• [TO BE DONE]: Copy each line that contains the word "page".

start MATERIAL TO PROCESS

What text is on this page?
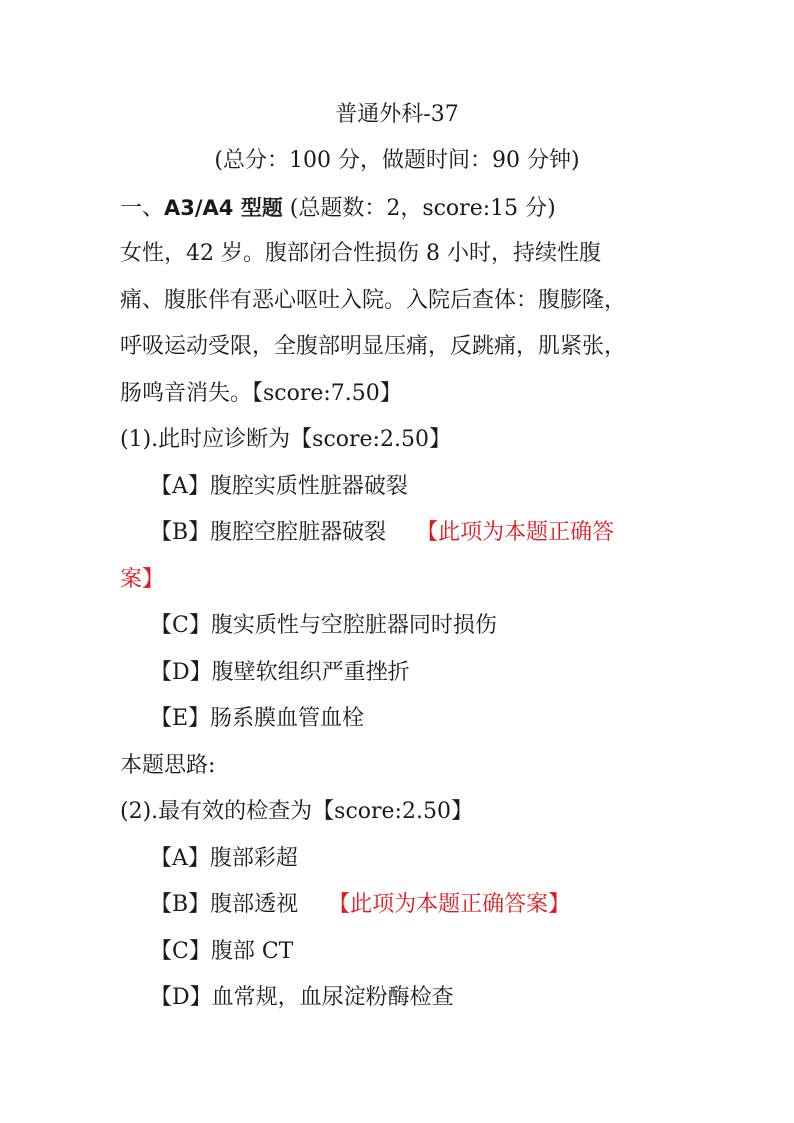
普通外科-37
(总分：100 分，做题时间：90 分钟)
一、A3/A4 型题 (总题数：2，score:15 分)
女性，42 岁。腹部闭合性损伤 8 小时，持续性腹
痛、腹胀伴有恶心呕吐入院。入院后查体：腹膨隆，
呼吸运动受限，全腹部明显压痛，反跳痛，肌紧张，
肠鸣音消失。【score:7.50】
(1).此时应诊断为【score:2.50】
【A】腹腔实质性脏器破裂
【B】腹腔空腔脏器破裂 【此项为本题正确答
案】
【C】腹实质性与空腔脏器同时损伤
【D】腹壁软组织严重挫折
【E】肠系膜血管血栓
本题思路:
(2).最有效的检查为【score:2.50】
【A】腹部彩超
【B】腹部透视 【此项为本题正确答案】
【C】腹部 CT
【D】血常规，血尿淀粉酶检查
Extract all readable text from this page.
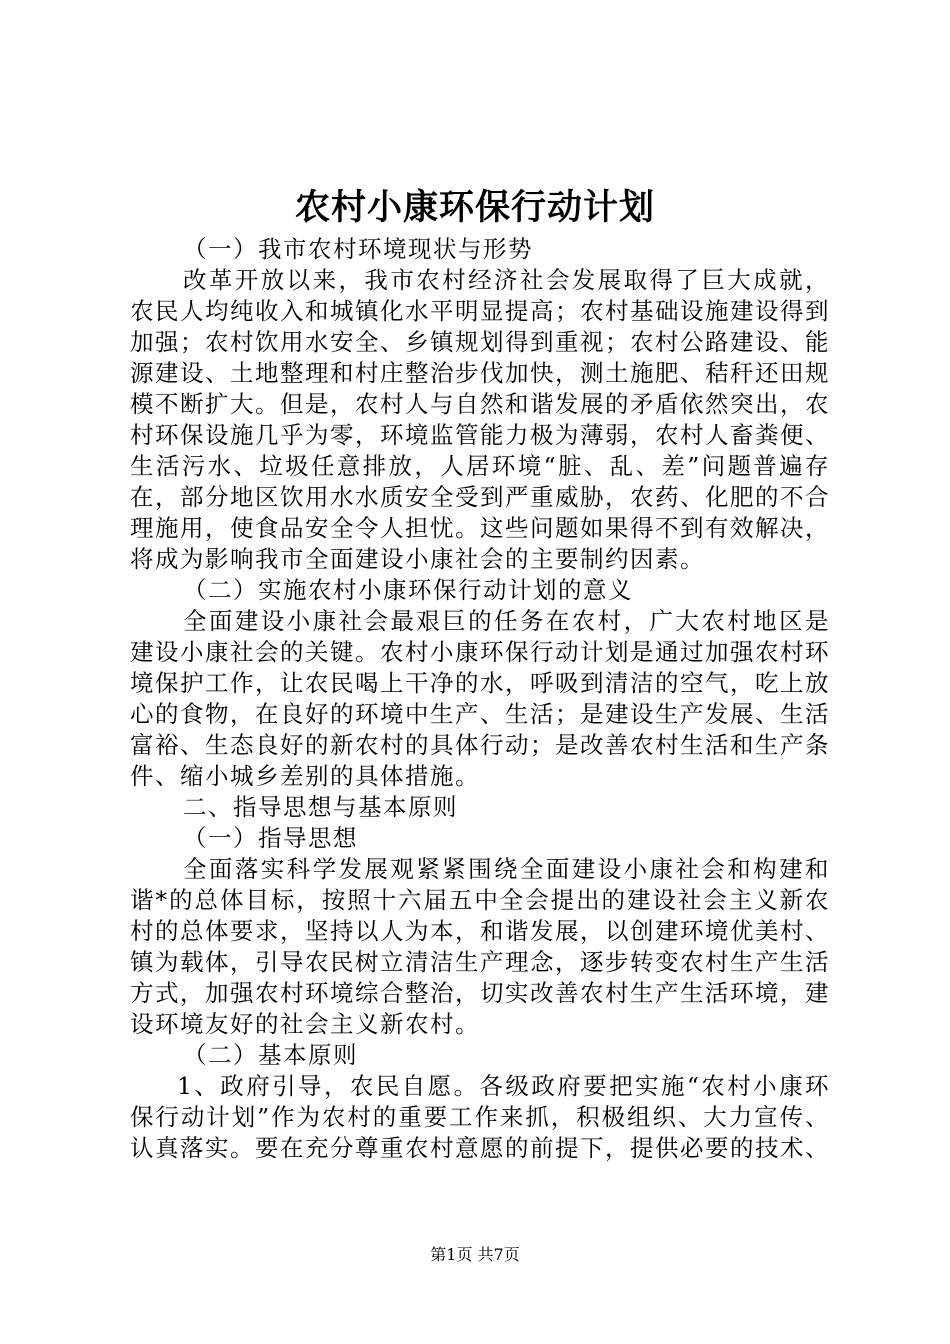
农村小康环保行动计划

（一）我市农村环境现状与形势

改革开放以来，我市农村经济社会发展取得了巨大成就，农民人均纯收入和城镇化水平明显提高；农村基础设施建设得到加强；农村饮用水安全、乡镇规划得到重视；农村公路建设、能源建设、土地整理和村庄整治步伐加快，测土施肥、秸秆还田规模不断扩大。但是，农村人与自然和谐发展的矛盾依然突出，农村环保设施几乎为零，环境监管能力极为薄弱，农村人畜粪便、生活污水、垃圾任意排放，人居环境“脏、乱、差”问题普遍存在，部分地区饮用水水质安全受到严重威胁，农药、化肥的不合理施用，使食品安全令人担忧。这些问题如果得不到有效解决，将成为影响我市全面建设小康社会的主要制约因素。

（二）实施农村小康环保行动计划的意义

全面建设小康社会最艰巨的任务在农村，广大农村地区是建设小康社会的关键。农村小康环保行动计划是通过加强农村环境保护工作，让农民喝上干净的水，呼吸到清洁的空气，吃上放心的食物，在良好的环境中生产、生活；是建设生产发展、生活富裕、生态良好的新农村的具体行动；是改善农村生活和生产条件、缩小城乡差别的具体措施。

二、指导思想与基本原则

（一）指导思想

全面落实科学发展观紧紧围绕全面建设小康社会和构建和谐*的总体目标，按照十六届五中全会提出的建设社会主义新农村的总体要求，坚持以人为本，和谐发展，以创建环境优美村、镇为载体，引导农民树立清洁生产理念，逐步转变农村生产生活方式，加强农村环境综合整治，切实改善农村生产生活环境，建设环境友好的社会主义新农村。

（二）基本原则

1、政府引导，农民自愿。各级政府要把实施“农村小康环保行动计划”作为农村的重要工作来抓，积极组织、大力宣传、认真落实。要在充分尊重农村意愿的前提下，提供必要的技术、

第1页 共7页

end MATERIAL TO PROCESS
start MATERIAL TO PROCESS

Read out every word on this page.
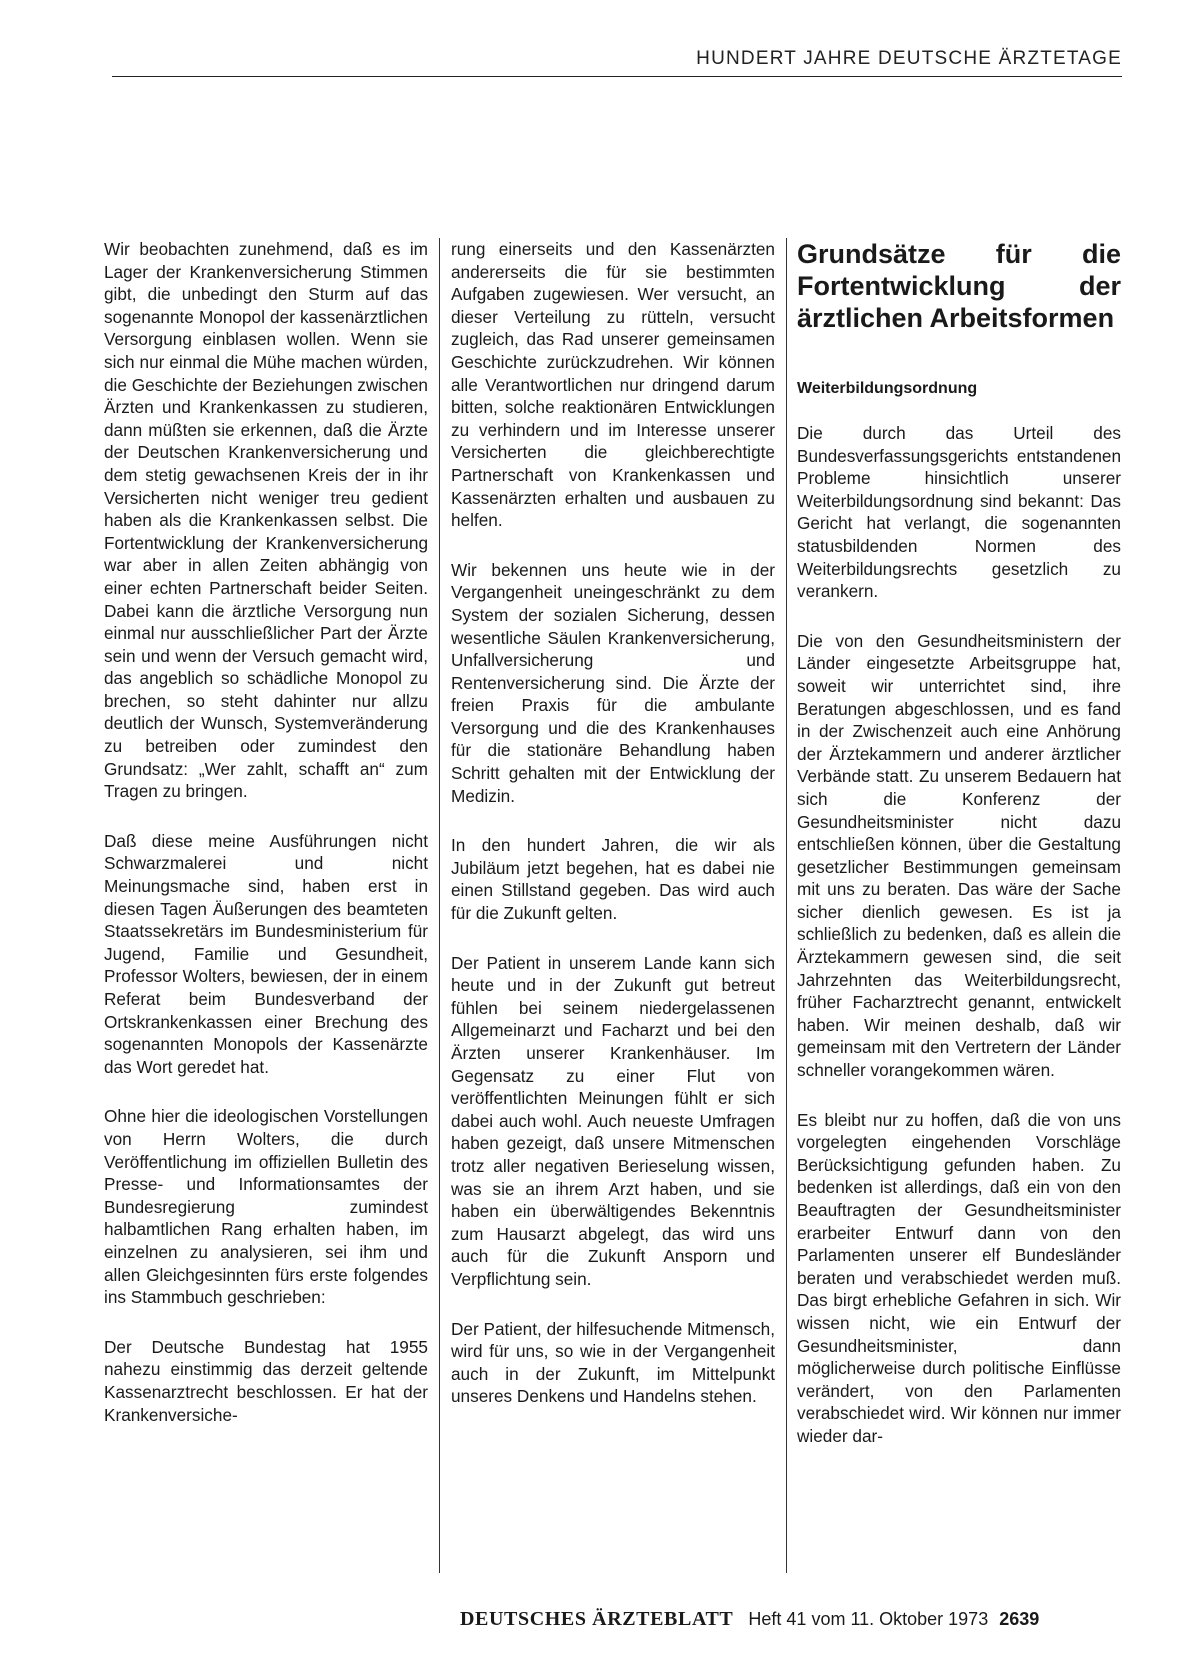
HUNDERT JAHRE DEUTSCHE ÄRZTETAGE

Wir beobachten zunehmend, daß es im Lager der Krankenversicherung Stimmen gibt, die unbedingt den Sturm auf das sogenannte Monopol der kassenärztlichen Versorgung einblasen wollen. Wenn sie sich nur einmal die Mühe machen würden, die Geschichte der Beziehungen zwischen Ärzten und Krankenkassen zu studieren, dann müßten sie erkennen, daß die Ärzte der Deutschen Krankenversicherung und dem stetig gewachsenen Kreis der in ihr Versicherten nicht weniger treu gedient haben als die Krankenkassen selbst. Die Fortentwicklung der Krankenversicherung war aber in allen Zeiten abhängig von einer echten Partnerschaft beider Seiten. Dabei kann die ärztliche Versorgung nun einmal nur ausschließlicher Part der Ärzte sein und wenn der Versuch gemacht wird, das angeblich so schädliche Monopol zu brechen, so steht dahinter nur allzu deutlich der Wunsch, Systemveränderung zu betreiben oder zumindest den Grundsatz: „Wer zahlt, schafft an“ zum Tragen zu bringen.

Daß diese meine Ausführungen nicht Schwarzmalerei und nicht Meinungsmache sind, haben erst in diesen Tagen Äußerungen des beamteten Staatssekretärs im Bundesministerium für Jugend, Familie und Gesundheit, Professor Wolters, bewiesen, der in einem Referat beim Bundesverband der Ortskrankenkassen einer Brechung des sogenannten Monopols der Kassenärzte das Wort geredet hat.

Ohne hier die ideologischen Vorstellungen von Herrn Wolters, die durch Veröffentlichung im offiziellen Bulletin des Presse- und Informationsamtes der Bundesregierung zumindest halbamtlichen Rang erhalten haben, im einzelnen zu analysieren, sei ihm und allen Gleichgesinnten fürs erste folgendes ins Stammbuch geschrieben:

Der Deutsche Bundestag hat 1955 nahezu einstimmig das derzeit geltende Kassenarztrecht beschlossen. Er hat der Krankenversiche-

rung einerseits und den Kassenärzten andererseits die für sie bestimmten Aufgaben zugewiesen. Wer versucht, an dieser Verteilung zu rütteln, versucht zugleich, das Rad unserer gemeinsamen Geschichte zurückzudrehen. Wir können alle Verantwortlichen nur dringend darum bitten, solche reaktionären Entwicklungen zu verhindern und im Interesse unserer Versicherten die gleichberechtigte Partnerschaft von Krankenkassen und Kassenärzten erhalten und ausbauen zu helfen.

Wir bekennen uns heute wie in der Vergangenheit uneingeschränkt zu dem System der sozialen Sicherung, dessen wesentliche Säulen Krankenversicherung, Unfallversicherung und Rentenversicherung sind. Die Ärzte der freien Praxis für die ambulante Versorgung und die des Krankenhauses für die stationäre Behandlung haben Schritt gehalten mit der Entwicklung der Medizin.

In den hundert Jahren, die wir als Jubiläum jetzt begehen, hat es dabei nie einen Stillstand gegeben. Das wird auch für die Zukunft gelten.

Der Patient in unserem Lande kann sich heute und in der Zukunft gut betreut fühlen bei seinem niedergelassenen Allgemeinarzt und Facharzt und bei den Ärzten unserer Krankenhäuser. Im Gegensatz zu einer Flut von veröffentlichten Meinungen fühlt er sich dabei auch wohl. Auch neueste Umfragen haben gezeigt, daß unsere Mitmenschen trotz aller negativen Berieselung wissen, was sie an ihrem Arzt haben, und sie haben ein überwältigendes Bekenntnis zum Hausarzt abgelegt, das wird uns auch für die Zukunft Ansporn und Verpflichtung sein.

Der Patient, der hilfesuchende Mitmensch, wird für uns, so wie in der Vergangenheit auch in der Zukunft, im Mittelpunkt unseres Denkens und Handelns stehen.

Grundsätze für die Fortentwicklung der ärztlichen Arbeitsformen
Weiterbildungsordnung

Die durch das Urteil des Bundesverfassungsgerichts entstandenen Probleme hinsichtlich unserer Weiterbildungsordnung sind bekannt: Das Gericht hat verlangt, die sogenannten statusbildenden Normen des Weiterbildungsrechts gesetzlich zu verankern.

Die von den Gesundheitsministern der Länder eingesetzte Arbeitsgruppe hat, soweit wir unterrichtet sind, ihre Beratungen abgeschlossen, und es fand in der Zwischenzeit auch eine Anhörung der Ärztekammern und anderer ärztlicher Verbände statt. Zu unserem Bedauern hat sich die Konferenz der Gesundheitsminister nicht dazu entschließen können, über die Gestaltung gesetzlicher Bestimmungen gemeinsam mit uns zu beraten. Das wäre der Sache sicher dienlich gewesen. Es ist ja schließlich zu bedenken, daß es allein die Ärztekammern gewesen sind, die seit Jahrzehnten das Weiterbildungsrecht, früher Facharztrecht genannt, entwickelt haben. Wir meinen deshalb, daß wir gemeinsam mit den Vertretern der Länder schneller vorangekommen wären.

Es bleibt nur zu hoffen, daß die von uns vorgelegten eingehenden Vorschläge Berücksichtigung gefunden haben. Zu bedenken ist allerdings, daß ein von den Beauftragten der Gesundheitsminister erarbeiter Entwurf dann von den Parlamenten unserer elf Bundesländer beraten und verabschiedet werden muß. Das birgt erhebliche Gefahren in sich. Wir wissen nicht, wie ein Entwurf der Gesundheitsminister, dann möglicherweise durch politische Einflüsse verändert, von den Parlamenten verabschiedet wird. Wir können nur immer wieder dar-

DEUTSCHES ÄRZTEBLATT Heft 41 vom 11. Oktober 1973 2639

end MATERIAL TO PROCESS
start MATERIAL TO PROCESS

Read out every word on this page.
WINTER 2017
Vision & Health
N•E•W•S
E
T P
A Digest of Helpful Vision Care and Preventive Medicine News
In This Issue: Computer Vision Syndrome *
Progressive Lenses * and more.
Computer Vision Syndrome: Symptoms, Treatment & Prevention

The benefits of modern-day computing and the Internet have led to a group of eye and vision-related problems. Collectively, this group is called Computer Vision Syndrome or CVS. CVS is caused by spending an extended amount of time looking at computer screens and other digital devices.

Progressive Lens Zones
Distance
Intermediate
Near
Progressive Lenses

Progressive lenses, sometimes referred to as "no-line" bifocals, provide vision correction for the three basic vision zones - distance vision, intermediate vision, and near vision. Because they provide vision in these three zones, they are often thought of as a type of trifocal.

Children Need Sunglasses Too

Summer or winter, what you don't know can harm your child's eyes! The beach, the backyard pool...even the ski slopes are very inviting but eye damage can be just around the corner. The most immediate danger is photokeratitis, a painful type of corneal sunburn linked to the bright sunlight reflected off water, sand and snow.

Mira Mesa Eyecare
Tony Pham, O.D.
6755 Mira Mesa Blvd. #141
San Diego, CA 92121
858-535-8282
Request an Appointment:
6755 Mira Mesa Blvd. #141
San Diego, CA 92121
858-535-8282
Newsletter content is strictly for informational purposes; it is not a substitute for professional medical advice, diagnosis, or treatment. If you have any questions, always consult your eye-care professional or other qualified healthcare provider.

end MATERIAL TO PROCESS

• [COMPLETE ANSWER]:
What text is on this page?
Extract all readable text from this page.
Read out every word on this page.
Read out every word on this page.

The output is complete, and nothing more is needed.